_TASK DIRECTIONS_. The listing below should be printed exactly, every line of it. Skip the pictures.

_DATA ENTRIES_.
----

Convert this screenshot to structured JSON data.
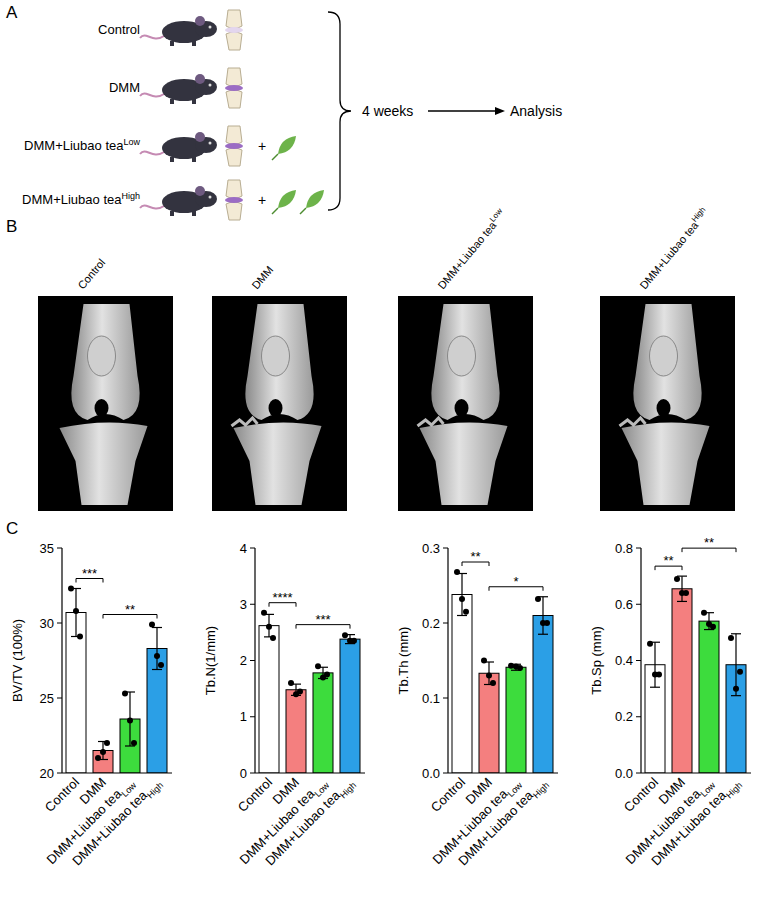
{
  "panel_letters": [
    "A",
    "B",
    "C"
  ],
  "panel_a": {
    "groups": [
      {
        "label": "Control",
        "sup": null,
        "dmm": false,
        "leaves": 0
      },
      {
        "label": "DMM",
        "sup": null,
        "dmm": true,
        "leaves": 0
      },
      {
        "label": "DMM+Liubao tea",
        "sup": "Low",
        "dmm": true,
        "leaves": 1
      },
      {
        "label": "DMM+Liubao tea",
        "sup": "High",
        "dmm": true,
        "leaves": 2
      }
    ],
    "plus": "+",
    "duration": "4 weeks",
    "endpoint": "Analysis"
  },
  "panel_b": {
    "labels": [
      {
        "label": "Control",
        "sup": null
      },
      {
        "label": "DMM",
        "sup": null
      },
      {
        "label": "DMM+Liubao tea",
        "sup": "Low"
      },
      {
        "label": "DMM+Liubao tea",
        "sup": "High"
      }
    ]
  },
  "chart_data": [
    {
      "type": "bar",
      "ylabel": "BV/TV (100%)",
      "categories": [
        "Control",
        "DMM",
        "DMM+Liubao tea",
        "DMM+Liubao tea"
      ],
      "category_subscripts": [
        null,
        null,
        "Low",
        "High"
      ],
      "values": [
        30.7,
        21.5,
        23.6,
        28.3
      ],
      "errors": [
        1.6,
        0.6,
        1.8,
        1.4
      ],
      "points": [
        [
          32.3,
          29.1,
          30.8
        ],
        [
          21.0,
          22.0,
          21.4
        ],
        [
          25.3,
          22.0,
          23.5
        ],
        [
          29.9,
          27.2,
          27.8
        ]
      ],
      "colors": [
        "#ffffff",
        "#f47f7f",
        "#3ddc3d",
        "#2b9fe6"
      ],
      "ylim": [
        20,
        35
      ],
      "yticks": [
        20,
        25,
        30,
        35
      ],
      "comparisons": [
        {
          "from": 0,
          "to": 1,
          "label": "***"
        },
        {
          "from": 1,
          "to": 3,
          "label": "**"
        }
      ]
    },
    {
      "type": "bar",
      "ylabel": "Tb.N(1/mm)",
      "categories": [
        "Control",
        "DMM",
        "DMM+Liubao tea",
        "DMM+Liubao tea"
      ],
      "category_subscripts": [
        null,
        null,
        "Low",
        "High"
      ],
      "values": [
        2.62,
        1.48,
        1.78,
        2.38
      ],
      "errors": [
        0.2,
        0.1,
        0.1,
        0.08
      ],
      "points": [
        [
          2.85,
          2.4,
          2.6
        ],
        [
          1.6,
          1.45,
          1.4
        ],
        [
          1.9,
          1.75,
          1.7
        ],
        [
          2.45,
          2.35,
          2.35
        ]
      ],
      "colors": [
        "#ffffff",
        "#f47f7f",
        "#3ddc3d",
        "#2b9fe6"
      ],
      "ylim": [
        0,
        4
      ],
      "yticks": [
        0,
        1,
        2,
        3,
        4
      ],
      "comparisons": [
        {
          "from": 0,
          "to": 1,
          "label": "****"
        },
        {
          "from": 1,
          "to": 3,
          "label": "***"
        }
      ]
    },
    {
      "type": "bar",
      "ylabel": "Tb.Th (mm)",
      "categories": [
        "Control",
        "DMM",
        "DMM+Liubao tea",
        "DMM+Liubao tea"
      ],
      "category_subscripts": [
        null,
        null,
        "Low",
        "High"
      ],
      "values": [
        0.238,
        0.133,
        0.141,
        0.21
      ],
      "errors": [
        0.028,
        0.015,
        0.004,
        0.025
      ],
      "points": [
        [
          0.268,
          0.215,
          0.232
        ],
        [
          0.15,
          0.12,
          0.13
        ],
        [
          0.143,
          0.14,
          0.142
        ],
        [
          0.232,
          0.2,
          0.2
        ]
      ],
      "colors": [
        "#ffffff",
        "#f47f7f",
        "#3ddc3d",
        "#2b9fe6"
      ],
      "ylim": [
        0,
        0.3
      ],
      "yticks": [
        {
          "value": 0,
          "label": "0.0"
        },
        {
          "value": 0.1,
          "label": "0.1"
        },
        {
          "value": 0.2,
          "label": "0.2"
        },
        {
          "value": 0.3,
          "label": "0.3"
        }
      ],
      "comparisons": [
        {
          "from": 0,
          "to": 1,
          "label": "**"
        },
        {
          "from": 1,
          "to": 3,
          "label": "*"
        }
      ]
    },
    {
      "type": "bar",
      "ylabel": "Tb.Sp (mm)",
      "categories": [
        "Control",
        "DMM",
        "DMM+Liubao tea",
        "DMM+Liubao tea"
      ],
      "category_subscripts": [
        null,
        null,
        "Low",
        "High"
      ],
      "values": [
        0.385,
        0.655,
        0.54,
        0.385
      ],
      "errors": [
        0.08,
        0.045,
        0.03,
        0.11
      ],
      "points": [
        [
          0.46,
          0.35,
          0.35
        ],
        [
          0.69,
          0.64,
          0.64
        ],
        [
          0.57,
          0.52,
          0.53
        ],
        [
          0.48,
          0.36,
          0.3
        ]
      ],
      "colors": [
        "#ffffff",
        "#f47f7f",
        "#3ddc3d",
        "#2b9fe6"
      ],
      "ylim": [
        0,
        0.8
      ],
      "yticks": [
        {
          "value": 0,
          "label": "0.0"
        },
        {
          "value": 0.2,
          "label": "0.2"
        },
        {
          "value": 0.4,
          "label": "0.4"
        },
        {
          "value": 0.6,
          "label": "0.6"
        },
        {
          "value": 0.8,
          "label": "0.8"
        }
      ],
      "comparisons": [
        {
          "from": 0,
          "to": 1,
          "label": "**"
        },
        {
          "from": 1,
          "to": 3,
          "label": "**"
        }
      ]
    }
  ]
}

----

_SOLUTION FOR THIS EXERCISE_.
Convert this screenshot to structured JSON data.
{
  "panel_letters": [
    "A",
    "B",
    "C"
  ],
  "panel_a": {
    "groups": [
      {
        "label": "Control",
        "sup": null,
        "dmm": false,
        "leaves": 0
      },
      {
        "label": "DMM",
        "sup": null,
        "dmm": true,
        "leaves": 0
      },
      {
        "label": "DMM+Liubao tea",
        "sup": "Low",
        "dmm": true,
        "leaves": 1
      },
      {
        "label": "DMM+Liubao tea",
        "sup": "High",
        "dmm": true,
        "leaves": 2
      }
    ],
    "plus": "+",
    "duration": "4 weeks",
    "endpoint": "Analysis"
  },
  "panel_b": {
    "labels": [
      {
        "label": "Control",
        "sup": null
      },
      {
        "label": "DMM",
        "sup": null
      },
      {
        "label": "DMM+Liubao tea",
        "sup": "Low"
      },
      {
        "label": "DMM+Liubao tea",
        "sup": "High"
      }
    ]
  },
  "chart_data": [
    {
      "type": "bar",
      "ylabel": "BV/TV (100%)",
      "categories": [
        "Control",
        "DMM",
        "DMM+Liubao tea",
        "DMM+Liubao tea"
      ],
      "category_subscripts": [
        null,
        null,
        "Low",
        "High"
      ],
      "values": [
        30.7,
        21.5,
        23.6,
        28.3
      ],
      "errors": [
        1.6,
        0.6,
        1.8,
        1.4
      ],
      "points": [
        [
          32.3,
          29.1,
          30.8
        ],
        [
          21.0,
          22.0,
          21.4
        ],
        [
          25.3,
          22.0,
          23.5
        ],
        [
          29.9,
          27.2,
          27.8
        ]
      ],
      "colors": [
        "#ffffff",
        "#f47f7f",
        "#3ddc3d",
        "#2b9fe6"
      ],
      "ylim": [
        20,
        35
      ],
      "yticks": [
        20,
        25,
        30,
        35
      ],
      "comparisons": [
        {
          "from": 0,
          "to": 1,
          "label": "***"
        },
        {
          "from": 1,
          "to": 3,
          "label": "**"
        }
      ]
    },
    {
      "type": "bar",
      "ylabel": "Tb.N(1/mm)",
      "categories": [
        "Control",
        "DMM",
        "DMM+Liubao tea",
        "DMM+Liubao tea"
      ],
      "category_subscripts": [
        null,
        null,
        "Low",
        "High"
      ],
      "values": [
        2.62,
        1.48,
        1.78,
        2.38
      ],
      "errors": [
        0.2,
        0.1,
        0.1,
        0.08
      ],
      "points": [
        [
          2.85,
          2.4,
          2.6
        ],
        [
          1.6,
          1.45,
          1.4
        ],
        [
          1.9,
          1.75,
          1.7
        ],
        [
          2.45,
          2.35,
          2.35
        ]
      ],
      "colors": [
        "#ffffff",
        "#f47f7f",
        "#3ddc3d",
        "#2b9fe6"
      ],
      "ylim": [
        0,
        4
      ],
      "yticks": [
        0,
        1,
        2,
        3,
        4
      ],
      "comparisons": [
        {
          "from": 0,
          "to": 1,
          "label": "****"
        },
        {
          "from": 1,
          "to": 3,
          "label": "***"
        }
      ]
    },
    {
      "type": "bar",
      "ylabel": "Tb.Th (mm)",
      "categories": [
        "Control",
        "DMM",
        "DMM+Liubao tea",
        "DMM+Liubao tea"
      ],
      "category_subscripts": [
        null,
        null,
        "Low",
        "High"
      ],
      "values": [
        0.238,
        0.133,
        0.141,
        0.21
      ],
      "errors": [
        0.028,
        0.015,
        0.004,
        0.025
      ],
      "points": [
        [
          0.268,
          0.215,
          0.232
        ],
        [
          0.15,
          0.12,
          0.13
        ],
        [
          0.143,
          0.14,
          0.142
        ],
        [
          0.232,
          0.2,
          0.2
        ]
      ],
      "colors": [
        "#ffffff",
        "#f47f7f",
        "#3ddc3d",
        "#2b9fe6"
      ],
      "ylim": [
        0,
        0.3
      ],
      "yticks": [
        {
          "value": 0,
          "label": "0.0"
        },
        {
          "value": 0.1,
          "label": "0.1"
        },
        {
          "value": 0.2,
          "label": "0.2"
        },
        {
          "value": 0.3,
          "label": "0.3"
        }
      ],
      "comparisons": [
        {
          "from": 0,
          "to": 1,
          "label": "**"
        },
        {
          "from": 1,
          "to": 3,
          "label": "*"
        }
      ]
    },
    {
      "type": "bar",
      "ylabel": "Tb.Sp (mm)",
      "categories": [
        "Control",
        "DMM",
        "DMM+Liubao tea",
        "DMM+Liubao tea"
      ],
      "category_subscripts": [
        null,
        null,
        "Low",
        "High"
      ],
      "values": [
        0.385,
        0.655,
        0.54,
        0.385
      ],
      "errors": [
        0.08,
        0.045,
        0.03,
        0.11
      ],
      "points": [
        [
          0.46,
          0.35,
          0.35
        ],
        [
          0.69,
          0.64,
          0.64
        ],
        [
          0.57,
          0.52,
          0.53
        ],
        [
          0.48,
          0.36,
          0.3
        ]
      ],
      "colors": [
        "#ffffff",
        "#f47f7f",
        "#3ddc3d",
        "#2b9fe6"
      ],
      "ylim": [
        0,
        0.8
      ],
      "yticks": [
        {
          "value": 0,
          "label": "0.0"
        },
        {
          "value": 0.2,
          "label": "0.2"
        },
        {
          "value": 0.4,
          "label": "0.4"
        },
        {
          "value": 0.6,
          "label": "0.6"
        },
        {
          "value": 0.8,
          "label": "0.8"
        }
      ],
      "comparisons": [
        {
          "from": 0,
          "to": 1,
          "label": "**"
        },
        {
          "from": 1,
          "to": 3,
          "label": "**"
        }
      ]
    }
  ]
}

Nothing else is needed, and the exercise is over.